◆ TASK ◆
Tally the lines of these entries that include "caused"; respond with only that tally.

[Records from a data collection]
◆ ◆ ◆
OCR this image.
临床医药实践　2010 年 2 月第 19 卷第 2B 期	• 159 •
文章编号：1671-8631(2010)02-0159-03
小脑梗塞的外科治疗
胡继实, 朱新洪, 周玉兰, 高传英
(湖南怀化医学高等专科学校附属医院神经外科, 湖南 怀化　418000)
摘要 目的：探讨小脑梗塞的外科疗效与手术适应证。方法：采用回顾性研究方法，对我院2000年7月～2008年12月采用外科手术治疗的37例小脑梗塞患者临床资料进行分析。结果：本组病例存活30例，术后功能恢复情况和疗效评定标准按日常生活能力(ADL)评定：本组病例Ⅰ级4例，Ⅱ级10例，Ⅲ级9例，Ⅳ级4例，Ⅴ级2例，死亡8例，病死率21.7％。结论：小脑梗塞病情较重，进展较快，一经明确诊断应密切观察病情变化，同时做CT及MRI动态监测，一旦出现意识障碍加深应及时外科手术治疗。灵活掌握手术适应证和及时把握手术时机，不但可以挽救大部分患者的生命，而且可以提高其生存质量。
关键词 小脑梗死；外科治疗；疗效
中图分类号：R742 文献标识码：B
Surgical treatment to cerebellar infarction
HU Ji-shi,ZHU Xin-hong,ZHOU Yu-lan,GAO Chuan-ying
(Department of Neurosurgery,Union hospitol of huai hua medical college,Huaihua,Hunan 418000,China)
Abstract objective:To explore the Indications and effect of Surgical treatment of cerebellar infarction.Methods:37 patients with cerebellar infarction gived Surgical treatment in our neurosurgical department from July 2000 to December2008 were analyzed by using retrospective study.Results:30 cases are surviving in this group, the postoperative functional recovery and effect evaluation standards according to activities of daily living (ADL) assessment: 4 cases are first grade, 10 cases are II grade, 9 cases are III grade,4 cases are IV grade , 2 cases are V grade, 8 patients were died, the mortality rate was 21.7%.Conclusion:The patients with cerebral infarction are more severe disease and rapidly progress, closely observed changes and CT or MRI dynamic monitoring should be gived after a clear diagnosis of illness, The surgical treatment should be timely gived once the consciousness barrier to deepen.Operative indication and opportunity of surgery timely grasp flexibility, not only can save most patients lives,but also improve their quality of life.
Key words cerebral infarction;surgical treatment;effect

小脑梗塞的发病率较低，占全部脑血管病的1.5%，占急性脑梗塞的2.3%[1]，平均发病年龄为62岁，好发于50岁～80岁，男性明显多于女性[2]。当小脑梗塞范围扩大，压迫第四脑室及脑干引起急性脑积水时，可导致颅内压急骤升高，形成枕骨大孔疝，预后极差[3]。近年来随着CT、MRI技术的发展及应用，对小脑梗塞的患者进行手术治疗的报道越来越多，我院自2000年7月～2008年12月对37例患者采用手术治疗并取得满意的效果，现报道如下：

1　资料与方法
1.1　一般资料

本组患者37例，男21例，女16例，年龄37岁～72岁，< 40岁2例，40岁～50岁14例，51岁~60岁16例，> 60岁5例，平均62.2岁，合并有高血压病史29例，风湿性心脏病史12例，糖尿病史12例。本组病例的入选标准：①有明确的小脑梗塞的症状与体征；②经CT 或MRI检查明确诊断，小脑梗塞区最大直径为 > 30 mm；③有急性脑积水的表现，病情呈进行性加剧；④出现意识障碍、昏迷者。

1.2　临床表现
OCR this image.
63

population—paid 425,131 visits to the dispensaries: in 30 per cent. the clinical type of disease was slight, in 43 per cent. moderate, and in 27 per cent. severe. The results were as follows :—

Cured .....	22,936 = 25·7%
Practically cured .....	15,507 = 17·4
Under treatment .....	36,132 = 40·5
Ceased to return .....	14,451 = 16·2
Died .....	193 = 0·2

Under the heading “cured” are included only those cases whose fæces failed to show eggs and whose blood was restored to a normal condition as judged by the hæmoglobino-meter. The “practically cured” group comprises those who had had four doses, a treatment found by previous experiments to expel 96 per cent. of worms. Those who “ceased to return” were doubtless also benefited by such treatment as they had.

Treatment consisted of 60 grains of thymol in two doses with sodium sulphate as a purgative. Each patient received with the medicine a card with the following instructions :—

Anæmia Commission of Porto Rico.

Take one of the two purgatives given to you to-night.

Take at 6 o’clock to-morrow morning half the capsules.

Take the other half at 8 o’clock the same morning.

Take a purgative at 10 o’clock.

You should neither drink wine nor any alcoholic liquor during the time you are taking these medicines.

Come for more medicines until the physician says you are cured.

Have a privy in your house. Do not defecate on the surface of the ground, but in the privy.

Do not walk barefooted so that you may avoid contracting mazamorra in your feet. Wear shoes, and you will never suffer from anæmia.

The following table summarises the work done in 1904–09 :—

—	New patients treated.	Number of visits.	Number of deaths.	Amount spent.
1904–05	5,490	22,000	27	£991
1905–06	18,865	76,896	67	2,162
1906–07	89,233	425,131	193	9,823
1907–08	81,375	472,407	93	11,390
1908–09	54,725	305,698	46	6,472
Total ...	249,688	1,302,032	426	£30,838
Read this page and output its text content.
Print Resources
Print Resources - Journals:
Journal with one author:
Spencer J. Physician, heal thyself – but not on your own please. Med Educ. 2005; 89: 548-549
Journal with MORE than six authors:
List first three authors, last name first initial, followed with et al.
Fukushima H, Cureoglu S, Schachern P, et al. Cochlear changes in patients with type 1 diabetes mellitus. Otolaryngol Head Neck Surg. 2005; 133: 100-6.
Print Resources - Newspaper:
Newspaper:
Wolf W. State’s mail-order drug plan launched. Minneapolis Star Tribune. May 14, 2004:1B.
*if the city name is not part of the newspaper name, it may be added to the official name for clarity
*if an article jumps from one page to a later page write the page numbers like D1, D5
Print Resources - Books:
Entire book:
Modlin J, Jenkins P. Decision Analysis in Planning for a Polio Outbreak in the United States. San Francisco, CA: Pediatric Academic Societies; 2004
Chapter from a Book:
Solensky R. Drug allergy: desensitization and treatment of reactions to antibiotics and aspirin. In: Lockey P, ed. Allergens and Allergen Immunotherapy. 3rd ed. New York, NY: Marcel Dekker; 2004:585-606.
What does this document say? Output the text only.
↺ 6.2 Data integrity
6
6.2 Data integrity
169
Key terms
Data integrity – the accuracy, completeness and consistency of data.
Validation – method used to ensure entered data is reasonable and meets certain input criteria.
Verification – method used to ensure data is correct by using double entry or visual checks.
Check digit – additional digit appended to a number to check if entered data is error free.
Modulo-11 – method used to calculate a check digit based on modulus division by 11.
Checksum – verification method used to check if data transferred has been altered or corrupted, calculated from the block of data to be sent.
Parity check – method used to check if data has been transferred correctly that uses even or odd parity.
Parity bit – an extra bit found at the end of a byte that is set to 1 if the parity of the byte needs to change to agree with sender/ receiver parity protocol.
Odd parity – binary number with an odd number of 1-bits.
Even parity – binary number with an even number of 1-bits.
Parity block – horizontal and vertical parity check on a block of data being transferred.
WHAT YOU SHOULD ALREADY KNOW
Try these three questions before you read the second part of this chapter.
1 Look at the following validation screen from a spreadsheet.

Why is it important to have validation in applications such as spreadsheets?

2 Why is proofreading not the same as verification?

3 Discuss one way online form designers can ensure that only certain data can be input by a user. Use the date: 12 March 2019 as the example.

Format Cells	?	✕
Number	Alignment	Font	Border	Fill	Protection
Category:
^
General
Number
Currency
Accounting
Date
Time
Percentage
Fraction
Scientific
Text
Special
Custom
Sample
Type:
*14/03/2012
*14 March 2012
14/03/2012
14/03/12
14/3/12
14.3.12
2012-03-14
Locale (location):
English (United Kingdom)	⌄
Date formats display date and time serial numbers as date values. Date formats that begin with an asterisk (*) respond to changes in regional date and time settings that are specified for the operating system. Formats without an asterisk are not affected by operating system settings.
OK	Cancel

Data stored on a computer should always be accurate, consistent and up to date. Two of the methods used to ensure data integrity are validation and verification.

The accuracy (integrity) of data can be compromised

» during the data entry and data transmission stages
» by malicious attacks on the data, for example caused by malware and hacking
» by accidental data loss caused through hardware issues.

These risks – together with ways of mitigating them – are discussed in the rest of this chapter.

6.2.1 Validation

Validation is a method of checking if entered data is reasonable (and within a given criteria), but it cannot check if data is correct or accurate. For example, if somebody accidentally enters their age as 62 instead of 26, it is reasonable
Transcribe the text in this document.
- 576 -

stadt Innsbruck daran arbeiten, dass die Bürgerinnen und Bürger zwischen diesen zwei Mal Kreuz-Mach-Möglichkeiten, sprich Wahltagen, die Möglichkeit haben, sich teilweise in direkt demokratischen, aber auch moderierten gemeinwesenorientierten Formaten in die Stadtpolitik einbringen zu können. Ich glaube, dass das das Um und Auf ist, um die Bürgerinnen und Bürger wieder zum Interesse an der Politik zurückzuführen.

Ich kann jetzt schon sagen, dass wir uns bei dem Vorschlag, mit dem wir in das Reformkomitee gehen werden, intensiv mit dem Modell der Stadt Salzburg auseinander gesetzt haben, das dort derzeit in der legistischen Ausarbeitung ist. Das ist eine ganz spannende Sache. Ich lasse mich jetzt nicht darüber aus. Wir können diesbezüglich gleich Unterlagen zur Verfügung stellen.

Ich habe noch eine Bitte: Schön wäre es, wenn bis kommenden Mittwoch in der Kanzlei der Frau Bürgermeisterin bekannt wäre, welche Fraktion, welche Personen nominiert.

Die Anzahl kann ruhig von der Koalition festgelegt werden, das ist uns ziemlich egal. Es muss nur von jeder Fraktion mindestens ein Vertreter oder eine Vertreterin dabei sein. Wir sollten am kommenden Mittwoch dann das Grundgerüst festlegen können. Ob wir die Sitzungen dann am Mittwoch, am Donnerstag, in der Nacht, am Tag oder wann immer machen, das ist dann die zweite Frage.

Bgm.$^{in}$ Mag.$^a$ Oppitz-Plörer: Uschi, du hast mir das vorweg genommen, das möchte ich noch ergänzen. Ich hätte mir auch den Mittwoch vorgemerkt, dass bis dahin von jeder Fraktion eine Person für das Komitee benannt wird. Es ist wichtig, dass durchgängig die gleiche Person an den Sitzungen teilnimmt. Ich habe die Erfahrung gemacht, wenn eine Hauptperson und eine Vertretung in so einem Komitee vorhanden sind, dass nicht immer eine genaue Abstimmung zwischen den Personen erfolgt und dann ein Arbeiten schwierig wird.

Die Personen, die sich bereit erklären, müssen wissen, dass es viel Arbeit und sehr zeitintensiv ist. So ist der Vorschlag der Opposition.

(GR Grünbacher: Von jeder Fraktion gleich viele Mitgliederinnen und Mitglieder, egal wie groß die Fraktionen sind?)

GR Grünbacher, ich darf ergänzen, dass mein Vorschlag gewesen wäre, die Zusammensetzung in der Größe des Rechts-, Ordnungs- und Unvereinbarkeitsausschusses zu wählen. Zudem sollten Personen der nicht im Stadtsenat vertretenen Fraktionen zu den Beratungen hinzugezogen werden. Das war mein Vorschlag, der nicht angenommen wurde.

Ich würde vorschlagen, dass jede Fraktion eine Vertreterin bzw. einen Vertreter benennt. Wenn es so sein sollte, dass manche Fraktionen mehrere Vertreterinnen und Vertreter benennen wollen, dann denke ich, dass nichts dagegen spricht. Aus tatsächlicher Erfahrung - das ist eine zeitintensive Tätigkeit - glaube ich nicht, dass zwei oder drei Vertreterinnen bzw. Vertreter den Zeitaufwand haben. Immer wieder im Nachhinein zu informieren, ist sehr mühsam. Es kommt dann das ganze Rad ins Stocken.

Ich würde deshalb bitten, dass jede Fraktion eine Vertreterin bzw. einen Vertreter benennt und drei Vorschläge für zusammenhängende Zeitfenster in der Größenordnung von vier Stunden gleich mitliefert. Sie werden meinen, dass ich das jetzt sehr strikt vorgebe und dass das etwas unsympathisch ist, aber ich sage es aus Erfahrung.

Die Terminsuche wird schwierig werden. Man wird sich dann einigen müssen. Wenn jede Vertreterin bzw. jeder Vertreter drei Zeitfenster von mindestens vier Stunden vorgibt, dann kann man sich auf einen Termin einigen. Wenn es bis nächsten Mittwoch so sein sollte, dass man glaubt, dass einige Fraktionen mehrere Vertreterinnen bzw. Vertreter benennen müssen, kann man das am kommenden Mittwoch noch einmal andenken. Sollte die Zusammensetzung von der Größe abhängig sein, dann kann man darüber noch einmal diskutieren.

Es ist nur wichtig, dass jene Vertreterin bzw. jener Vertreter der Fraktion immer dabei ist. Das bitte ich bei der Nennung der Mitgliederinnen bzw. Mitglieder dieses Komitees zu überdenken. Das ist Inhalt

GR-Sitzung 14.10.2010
◆ ◆ ◆
◆ PROBLEM SOLUTION ◆
2